PASAJE PROPORCIONADO ::

No canceló. Salió a escena y tocó el concierto de Mozart. Y uno, dos, tres, quizás veinte encores. Ahogar el dolor en el piano. Dejar que la música hiciera lo que mejor sabe hacer: restañar las más profundas heridas del alma. ¿La crítica? No fue buena. Y no podemos juzgar por ello al crítico: no es su misión examinar cuál es el estado psicológico del intérprete antes del concierto. Que una nota falsa por aquí, que otra por allá. Para un hombre que venía de sufrir una tragedia de tal magnitud, poca, muy poca cosa. Gran ovación de un público conmovido. Sin embargo, el piano, Mozart, la música, el crítico no perdonan. Injusto oficio este, donde un cretino cualquiera que acaso no toque el kazoo puede hacerlo a uno trizas desde la invulnerabilidad de su columnilla periodística.
Pero no es el crítico el que cuenta. El gesto moral del pianista superaba con mucho su desempeño estético. Un gigante. La ética del artista llevada a su más sublime expresión. No, no es el crítico el que cuenta, el que señala qué cosas salieron mal, qué cosas fueron un desacierto o -y no fue ciertamente su caso- un desastre. El mérito pertenece al guerrero. Al hacedor, no al juez. Al hombre que cae en su campo de batalla. A ese que se queda una y otra vez corto, el que, en el mejor de los casos, triunfa, y que cuando pierde, lo hace con la mirada fija en las estrellas.

FILAS DE DATOS ::
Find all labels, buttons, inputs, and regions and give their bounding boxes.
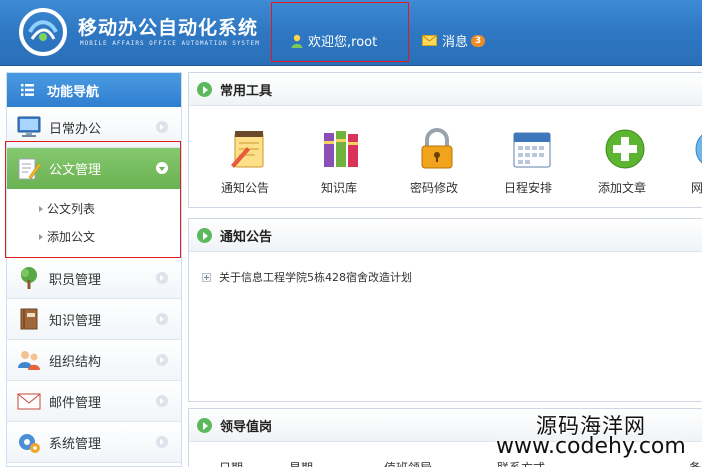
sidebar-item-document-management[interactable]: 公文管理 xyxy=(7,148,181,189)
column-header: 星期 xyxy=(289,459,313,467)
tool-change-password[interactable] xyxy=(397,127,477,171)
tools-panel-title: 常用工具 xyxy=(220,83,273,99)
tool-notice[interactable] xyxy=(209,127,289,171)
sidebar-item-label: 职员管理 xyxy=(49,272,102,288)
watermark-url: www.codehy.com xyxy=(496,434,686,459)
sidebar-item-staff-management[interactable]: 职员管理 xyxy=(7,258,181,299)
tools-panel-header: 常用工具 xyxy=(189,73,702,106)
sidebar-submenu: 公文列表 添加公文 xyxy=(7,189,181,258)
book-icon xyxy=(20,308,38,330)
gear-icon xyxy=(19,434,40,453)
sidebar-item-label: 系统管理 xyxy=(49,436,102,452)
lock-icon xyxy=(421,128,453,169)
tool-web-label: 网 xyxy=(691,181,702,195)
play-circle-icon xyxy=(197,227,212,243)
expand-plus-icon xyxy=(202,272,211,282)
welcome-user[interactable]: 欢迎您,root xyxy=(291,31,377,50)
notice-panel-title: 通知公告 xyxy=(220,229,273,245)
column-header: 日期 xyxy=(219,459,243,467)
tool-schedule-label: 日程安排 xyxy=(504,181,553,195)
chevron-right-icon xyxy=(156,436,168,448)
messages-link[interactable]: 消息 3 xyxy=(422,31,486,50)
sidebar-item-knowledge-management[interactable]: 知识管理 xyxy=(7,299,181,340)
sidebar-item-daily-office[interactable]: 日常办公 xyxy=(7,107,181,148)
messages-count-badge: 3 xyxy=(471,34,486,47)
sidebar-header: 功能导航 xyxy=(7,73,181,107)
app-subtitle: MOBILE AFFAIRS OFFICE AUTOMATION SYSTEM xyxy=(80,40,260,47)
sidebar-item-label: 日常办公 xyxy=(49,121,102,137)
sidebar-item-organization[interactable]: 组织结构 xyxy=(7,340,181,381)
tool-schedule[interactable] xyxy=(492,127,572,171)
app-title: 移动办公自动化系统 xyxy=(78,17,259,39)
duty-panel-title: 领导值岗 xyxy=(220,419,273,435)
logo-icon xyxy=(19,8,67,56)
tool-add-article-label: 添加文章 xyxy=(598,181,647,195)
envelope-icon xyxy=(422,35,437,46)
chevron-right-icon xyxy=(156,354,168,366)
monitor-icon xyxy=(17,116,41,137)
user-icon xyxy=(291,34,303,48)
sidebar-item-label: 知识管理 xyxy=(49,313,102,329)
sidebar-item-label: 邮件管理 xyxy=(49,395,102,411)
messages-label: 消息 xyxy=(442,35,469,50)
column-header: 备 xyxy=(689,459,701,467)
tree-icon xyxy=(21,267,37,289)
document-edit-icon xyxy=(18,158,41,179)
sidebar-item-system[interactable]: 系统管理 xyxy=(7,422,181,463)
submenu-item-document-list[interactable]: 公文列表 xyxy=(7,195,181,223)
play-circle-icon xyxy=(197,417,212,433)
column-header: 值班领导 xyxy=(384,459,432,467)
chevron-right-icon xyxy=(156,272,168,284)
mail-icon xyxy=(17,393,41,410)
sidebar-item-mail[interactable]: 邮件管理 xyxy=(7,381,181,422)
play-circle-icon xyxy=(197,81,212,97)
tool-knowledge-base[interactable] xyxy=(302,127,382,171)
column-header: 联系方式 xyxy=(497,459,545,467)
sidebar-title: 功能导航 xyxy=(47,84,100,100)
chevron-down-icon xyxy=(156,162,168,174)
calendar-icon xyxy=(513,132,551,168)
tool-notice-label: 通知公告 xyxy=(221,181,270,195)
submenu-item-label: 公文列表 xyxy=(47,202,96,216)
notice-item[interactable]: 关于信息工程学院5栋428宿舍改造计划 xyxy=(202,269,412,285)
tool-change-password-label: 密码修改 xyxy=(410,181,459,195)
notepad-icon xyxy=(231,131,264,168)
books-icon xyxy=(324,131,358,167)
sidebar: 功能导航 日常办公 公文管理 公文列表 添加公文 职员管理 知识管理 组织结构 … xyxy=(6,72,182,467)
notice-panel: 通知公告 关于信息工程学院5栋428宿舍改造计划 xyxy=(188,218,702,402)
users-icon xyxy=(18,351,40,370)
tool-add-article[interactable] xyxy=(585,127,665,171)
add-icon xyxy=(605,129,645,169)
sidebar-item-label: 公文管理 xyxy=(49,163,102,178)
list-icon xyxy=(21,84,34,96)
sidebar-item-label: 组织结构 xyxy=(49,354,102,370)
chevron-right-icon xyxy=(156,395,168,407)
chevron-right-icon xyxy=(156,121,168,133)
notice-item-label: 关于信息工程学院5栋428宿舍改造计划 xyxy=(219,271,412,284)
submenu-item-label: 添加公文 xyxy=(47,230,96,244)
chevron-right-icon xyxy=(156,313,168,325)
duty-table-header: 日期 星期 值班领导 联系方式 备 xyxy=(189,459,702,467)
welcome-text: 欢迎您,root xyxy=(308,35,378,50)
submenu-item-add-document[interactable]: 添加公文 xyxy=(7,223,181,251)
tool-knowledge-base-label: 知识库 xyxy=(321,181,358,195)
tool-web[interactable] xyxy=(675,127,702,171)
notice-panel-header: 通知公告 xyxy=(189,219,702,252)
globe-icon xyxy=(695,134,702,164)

CONSIGNA 1 ::
Responde con los datos del pasaje proporcionado:
(a) ¿De qué compositor era el concierto que tocó el pianista?
(b) ¿Cómo fue la crítica del concierto?
(c) Según el segundo párrafo, ¿a quién pertenece el mérito?
CONSIGNA 2 ::
Reescribe de forma más breve el párrafo del pasaje proporcionado que empieza con "Pero no es el crítico el que cuenta", sin perder sus ideas principales.
CONSIGNA 3 ::
Duplica sin cambios el fragmento del pasaje proporcionado que va entre "Pero no es el" y "en las estrellas.", ambos incluidos.

RESPUESTA FINAL 1 ::
(a) De Mozart.
(b) No fue buena.
(c) Al guerrero, al hacedor, no al juez.

RESPUESTA FINAL 2 ::
Lo que cuenta no es el crítico. El gesto moral del pianista superó con mucho su desempeño estético y llevó la ética del artista a su expresión más sublime. El mérito no es del juez que señala lo que salió mal, sino del guerrero y hacedor que cae en su campo de batalla. A menudo se queda corto y a veces triunfa, y cuando pierde, lo hace con la mirada fija en las estrellas.

RESPUESTA FINAL 3 ::
Pero no es el crítico el que cuenta. El gesto moral del pianista superaba con mucho su desempeño estético. Un gigante. La ética del artista llevada a su más sublime expresión. No, no es el crítico el que cuenta, el que señala qué cosas salieron mal, qué cosas fueron un desacierto o -y no fue ciertamente su caso- un desastre. El mérito pertenece al guerrero. Al hacedor, no al juez. Al hombre que cae en su campo de batalla. A ese que se queda una y otra vez corto, el que, en el mejor de los casos, triunfa, y que cuando pierde, lo hace con la mirada fija en las estrellas.